> **Problem**:
Look through the data below. Pick out the lines holding the string "icon".

[Exercise material start]

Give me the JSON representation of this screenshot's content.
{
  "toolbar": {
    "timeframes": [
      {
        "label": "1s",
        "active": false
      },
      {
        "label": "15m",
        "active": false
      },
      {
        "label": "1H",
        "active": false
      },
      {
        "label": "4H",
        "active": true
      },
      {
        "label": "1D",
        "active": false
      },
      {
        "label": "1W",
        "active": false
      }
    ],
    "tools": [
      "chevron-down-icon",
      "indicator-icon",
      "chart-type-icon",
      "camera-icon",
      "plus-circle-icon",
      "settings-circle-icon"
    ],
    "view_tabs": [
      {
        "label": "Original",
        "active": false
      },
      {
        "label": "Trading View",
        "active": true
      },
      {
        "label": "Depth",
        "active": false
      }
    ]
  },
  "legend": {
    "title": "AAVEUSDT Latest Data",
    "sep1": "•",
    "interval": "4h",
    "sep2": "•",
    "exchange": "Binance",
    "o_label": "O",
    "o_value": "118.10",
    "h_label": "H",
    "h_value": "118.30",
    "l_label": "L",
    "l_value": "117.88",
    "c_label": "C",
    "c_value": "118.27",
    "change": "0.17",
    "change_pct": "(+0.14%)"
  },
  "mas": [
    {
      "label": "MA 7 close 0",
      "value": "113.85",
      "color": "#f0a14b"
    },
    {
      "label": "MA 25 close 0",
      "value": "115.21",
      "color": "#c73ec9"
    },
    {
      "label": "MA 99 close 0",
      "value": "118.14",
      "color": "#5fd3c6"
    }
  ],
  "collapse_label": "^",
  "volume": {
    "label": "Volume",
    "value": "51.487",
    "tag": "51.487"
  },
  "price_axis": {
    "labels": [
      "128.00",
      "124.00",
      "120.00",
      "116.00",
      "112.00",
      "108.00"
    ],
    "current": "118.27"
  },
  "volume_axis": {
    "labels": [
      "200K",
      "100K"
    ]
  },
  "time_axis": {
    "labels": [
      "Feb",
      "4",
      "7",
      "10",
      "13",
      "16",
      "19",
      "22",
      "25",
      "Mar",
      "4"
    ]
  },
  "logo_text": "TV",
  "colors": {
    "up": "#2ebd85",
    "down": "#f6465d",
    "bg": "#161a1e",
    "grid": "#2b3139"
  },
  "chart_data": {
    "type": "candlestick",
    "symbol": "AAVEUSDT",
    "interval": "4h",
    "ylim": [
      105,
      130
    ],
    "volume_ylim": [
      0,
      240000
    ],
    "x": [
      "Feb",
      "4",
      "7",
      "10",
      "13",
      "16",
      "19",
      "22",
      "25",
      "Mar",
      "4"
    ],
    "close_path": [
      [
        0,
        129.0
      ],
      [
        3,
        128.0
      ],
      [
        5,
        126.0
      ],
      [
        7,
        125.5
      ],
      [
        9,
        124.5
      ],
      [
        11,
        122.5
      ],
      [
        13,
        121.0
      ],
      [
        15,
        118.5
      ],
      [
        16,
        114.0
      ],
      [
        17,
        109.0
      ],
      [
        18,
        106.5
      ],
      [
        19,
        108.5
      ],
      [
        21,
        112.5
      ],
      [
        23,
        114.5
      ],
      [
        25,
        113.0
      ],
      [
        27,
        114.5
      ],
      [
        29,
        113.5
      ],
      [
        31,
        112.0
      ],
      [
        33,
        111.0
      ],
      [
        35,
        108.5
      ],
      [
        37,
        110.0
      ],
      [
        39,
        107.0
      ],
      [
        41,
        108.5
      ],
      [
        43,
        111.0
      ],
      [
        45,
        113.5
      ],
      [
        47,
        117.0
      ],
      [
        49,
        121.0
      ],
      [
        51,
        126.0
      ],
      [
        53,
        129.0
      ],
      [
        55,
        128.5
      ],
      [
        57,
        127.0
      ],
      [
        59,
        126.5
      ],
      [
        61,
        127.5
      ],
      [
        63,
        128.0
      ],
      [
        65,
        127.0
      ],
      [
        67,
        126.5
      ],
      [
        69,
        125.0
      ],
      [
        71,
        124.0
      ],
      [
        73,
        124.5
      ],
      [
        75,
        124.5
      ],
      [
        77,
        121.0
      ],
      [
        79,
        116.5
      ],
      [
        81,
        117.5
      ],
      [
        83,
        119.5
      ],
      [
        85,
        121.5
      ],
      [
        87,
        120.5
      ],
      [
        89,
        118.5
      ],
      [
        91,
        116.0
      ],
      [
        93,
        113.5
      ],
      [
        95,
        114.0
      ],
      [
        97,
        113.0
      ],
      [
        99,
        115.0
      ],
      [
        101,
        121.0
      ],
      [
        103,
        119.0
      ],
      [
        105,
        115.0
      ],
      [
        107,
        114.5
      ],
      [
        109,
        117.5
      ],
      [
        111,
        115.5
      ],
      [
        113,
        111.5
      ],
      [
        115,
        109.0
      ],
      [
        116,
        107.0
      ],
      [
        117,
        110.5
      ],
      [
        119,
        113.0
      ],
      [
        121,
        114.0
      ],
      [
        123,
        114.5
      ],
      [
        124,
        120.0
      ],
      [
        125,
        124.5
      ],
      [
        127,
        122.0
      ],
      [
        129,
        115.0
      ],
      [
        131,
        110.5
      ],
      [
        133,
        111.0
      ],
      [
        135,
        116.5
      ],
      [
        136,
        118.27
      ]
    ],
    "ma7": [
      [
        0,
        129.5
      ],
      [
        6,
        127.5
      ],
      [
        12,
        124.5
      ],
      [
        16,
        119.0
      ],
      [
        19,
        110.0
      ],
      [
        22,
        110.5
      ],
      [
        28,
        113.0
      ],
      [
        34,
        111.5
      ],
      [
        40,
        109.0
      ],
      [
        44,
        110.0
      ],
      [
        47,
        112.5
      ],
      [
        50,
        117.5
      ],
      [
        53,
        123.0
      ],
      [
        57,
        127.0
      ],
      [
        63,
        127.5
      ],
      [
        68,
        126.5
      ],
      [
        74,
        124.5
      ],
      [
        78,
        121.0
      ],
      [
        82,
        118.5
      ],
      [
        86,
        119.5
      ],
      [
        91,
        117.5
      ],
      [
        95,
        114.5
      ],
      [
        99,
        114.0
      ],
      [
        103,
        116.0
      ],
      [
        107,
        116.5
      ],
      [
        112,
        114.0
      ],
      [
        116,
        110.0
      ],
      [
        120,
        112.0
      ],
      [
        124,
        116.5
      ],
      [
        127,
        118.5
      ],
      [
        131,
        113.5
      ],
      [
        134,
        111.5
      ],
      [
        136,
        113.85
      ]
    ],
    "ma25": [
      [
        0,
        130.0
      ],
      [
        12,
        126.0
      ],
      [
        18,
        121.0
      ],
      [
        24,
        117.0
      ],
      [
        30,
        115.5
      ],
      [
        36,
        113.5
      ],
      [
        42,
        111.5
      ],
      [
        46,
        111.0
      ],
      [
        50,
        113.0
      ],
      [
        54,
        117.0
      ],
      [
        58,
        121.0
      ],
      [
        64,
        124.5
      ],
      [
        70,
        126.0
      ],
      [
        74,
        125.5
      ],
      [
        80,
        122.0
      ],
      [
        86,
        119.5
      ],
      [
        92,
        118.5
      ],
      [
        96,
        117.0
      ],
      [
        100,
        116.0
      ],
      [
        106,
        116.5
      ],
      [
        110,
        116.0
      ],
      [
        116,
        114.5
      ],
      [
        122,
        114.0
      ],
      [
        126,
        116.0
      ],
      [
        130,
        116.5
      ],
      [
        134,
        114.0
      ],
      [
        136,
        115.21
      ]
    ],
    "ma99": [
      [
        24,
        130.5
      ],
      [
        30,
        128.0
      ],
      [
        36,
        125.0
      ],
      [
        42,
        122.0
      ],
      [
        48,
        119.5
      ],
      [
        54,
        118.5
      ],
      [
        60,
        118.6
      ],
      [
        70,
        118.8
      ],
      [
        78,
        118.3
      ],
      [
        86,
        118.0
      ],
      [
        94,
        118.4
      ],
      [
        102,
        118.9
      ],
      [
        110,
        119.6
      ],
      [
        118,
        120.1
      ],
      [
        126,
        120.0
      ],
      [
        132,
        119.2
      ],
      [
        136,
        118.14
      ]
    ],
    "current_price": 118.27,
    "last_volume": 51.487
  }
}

[Exercise material end]

> **In response**:
      "chevron-down-icon",
      "indicator-icon",
      "chart-type-icon",
      "camera-icon",
      "plus-circle-icon",
      "settings-circle-icon"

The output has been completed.